Records from a collection:
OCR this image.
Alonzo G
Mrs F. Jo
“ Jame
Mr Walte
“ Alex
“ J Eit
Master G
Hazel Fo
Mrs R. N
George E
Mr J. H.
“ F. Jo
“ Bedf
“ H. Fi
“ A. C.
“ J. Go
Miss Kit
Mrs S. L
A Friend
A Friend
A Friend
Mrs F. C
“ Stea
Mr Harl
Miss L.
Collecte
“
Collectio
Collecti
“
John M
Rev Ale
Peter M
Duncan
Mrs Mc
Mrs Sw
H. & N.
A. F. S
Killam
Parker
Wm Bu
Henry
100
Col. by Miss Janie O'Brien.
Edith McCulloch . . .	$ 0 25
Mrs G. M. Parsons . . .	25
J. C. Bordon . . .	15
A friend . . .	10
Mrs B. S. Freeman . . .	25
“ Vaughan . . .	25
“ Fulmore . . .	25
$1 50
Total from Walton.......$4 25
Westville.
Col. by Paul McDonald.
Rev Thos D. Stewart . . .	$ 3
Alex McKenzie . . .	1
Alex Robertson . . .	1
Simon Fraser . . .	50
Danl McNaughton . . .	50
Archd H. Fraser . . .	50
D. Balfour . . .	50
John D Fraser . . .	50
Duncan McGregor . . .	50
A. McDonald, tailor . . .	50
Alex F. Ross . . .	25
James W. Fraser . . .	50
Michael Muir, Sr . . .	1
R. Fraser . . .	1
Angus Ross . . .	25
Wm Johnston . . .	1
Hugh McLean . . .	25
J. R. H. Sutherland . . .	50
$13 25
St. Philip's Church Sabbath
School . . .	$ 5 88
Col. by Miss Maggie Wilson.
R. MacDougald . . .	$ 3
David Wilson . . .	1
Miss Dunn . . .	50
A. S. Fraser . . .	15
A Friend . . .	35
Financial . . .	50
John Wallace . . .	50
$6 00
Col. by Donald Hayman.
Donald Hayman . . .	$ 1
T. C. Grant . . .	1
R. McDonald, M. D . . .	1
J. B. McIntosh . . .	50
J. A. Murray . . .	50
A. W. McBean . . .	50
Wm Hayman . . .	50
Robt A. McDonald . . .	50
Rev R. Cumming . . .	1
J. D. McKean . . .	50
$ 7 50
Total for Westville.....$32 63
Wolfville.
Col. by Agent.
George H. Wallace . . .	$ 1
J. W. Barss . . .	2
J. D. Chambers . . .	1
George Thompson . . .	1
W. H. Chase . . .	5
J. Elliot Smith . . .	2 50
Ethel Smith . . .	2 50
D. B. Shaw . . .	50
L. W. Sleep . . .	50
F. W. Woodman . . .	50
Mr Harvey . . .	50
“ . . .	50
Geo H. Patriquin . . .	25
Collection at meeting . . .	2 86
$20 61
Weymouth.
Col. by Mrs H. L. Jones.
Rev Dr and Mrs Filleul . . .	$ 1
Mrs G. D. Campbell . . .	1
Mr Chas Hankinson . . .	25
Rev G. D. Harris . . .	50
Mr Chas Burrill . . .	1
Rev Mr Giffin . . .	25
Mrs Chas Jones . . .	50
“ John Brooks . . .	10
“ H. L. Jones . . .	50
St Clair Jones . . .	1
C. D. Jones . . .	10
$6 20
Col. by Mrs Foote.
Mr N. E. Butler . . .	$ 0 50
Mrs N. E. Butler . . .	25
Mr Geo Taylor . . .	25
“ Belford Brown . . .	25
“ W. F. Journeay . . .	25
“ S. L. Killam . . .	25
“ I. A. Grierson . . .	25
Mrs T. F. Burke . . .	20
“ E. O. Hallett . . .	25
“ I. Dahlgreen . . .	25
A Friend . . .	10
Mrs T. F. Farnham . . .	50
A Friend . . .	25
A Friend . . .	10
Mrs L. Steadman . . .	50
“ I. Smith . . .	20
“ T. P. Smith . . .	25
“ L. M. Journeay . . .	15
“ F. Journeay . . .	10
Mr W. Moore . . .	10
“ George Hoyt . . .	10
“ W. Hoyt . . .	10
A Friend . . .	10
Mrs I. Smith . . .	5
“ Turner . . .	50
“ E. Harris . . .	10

# Work instructions
All of the lines above must be returned exactly.

# Output for this exercise
OCR this image.
Alonzo G
Mrs F. Jo
“ Jame
Mr Walte
“ Alex
“ J Eit
Master G
Hazel Fo
Mrs R. N
George E
Mr J. H.
“ F. Jo
“ Bedf
“ H. Fi
“ A. C.
“ J. Go
Miss Kit
Mrs S. L
A Friend
A Friend
A Friend
Mrs F. C
“ Stea
Mr Harl
Miss L.
Collecte
“
Collectio
Collecti
“
John M
Rev Ale
Peter M
Duncan
Mrs Mc
Mrs Sw
H. & N.
A. F. S
Killam
Parker
Wm Bu
Henry
100
Col. by Miss Janie O'Brien.
Edith McCulloch . . .	$ 0 25
Mrs G. M. Parsons . . .	25
J. C. Bordon . . .	15
A friend . . .	10
Mrs B. S. Freeman . . .	25
“ Vaughan . . .	25
“ Fulmore . . .	25
$1 50
Total from Walton.......$4 25
Westville.
Col. by Paul McDonald.
Rev Thos D. Stewart . . .	$ 3
Alex McKenzie . . .	1
Alex Robertson . . .	1
Simon Fraser . . .	50
Danl McNaughton . . .	50
Archd H. Fraser . . .	50
D. Balfour . . .	50
John D Fraser . . .	50
Duncan McGregor . . .	50
A. McDonald, tailor . . .	50
Alex F. Ross . . .	25
James W. Fraser . . .	50
Michael Muir, Sr . . .	1
R. Fraser . . .	1
Angus Ross . . .	25
Wm Johnston . . .	1
Hugh McLean . . .	25
J. R. H. Sutherland . . .	50
$13 25
St. Philip's Church Sabbath
School . . .	$ 5 88
Col. by Miss Maggie Wilson.
R. MacDougald . . .	$ 3
David Wilson . . .	1
Miss Dunn . . .	50
A. S. Fraser . . .	15
A Friend . . .	35
Financial . . .	50
John Wallace . . .	50
$6 00
Col. by Donald Hayman.
Donald Hayman . . .	$ 1
T. C. Grant . . .	1
R. McDonald, M. D . . .	1
J. B. McIntosh . . .	50
J. A. Murray . . .	50
A. W. McBean . . .	50
Wm Hayman . . .	50
Robt A. McDonald . . .	50
Rev R. Cumming . . .	1
J. D. McKean . . .	50
$ 7 50
Total for Westville.....$32 63
Wolfville.
Col. by Agent.
George H. Wallace . . .	$ 1
J. W. Barss . . .	2
J. D. Chambers . . .	1
George Thompson . . .	1
W. H. Chase . . .	5
J. Elliot Smith . . .	2 50
Ethel Smith . . .	2 50
D. B. Shaw . . .	50
L. W. Sleep . . .	50
F. W. Woodman . . .	50
Mr Harvey . . .	50
“ . . .	50
Geo H. Patriquin . . .	25
Collection at meeting . . .	2 86
$20 61
Weymouth.
Col. by Mrs H. L. Jones.
Rev Dr and Mrs Filleul . . .	$ 1
Mrs G. D. Campbell . . .	1
Mr Chas Hankinson . . .	25
Rev G. D. Harris . . .	50
Mr Chas Burrill . . .	1
Rev Mr Giffin . . .	25
Mrs Chas Jones . . .	50
“ John Brooks . . .	10
“ H. L. Jones . . .	50
St Clair Jones . . .	1
C. D. Jones . . .	10
$6 20
Col. by Mrs Foote.
Mr N. E. Butler . . .	$ 0 50
Mrs N. E. Butler . . .	25
Mr Geo Taylor . . .	25
“ Belford Brown . . .	25
“ W. F. Journeay . . .	25
“ S. L. Killam . . .	25
“ I. A. Grierson . . .	25
Mrs T. F. Burke . . .	20
“ E. O. Hallett . . .	25
“ I. Dahlgreen . . .	25
A Friend . . .	10
Mrs T. F. Farnham . . .	50
A Friend . . .	25
A Friend . . .	10
Mrs L. Steadman . . .	50
“ I. Smith . . .	20
“ T. P. Smith . . .	25
“ L. M. Journeay . . .	15
“ F. Journeay . . .	10
Mr W. Moore . . .	10
“ George Hoyt . . .	10
“ W. Hoyt . . .	10
A Friend . . .	10
Mrs I. Smith . . .	5
“ Turner . . .	50
“ E. Harris . . .	10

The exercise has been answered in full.